Retype the records below exactly as they appear.

[Data items]

>> BEGIN

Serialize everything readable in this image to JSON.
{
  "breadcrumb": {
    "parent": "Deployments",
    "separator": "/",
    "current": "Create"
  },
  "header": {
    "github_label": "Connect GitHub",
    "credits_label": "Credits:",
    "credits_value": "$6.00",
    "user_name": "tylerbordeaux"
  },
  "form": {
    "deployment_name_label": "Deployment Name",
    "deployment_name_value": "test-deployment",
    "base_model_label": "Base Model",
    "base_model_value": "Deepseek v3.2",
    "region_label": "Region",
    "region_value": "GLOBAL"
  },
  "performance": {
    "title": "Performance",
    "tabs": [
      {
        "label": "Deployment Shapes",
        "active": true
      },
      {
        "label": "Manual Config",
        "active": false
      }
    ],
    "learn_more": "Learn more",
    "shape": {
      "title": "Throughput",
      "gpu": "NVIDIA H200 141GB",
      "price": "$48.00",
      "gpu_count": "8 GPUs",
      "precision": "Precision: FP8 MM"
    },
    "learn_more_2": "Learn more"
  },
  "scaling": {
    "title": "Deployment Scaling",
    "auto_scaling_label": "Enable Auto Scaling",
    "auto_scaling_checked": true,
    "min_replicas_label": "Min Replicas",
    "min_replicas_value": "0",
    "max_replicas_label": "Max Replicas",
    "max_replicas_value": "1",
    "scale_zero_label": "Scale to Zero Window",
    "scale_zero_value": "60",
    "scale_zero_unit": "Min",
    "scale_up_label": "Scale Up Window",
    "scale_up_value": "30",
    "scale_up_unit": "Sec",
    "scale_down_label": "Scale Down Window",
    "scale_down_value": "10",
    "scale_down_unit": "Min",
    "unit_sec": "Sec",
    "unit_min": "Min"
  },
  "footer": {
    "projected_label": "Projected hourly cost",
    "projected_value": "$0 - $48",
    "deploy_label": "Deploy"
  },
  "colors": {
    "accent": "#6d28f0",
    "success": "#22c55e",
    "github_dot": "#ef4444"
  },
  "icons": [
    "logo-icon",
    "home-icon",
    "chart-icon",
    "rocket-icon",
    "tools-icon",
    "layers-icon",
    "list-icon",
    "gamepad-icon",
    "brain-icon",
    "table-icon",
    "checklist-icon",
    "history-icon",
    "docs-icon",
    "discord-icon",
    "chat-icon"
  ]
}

>> END

*Solution to this problem*
Serialize everything readable in this image to JSON.
{
  "breadcrumb": {
    "parent": "Deployments",
    "separator": "/",
    "current": "Create"
  },
  "header": {
    "github_label": "Connect GitHub",
    "credits_label": "Credits:",
    "credits_value": "$6.00",
    "user_name": "tylerbordeaux"
  },
  "form": {
    "deployment_name_label": "Deployment Name",
    "deployment_name_value": "test-deployment",
    "base_model_label": "Base Model",
    "base_model_value": "Deepseek v3.2",
    "region_label": "Region",
    "region_value": "GLOBAL"
  },
  "performance": {
    "title": "Performance",
    "tabs": [
      {
        "label": "Deployment Shapes",
        "active": true
      },
      {
        "label": "Manual Config",
        "active": false
      }
    ],
    "learn_more": "Learn more",
    "shape": {
      "title": "Throughput",
      "gpu": "NVIDIA H200 141GB",
      "price": "$48.00",
      "gpu_count": "8 GPUs",
      "precision": "Precision: FP8 MM"
    },
    "learn_more_2": "Learn more"
  },
  "scaling": {
    "title": "Deployment Scaling",
    "auto_scaling_label": "Enable Auto Scaling",
    "auto_scaling_checked": true,
    "min_replicas_label": "Min Replicas",
    "min_replicas_value": "0",
    "max_replicas_label": "Max Replicas",
    "max_replicas_value": "1",
    "scale_zero_label": "Scale to Zero Window",
    "scale_zero_value": "60",
    "scale_zero_unit": "Min",
    "scale_up_label": "Scale Up Window",
    "scale_up_value": "30",
    "scale_up_unit": "Sec",
    "scale_down_label": "Scale Down Window",
    "scale_down_value": "10",
    "scale_down_unit": "Min",
    "unit_sec": "Sec",
    "unit_min": "Min"
  },
  "footer": {
    "projected_label": "Projected hourly cost",
    "projected_value": "$0 - $48",
    "deploy_label": "Deploy"
  },
  "colors": {
    "accent": "#6d28f0",
    "success": "#22c55e",
    "github_dot": "#ef4444"
  },
  "icons": [
    "logo-icon",
    "home-icon",
    "chart-icon",
    "rocket-icon",
    "tools-icon",
    "layers-icon",
    "list-icon",
    "gamepad-icon",
    "brain-icon",
    "table-icon",
    "checklist-icon",
    "history-icon",
    "docs-icon",
    "discord-icon",
    "chat-icon"
  ]
}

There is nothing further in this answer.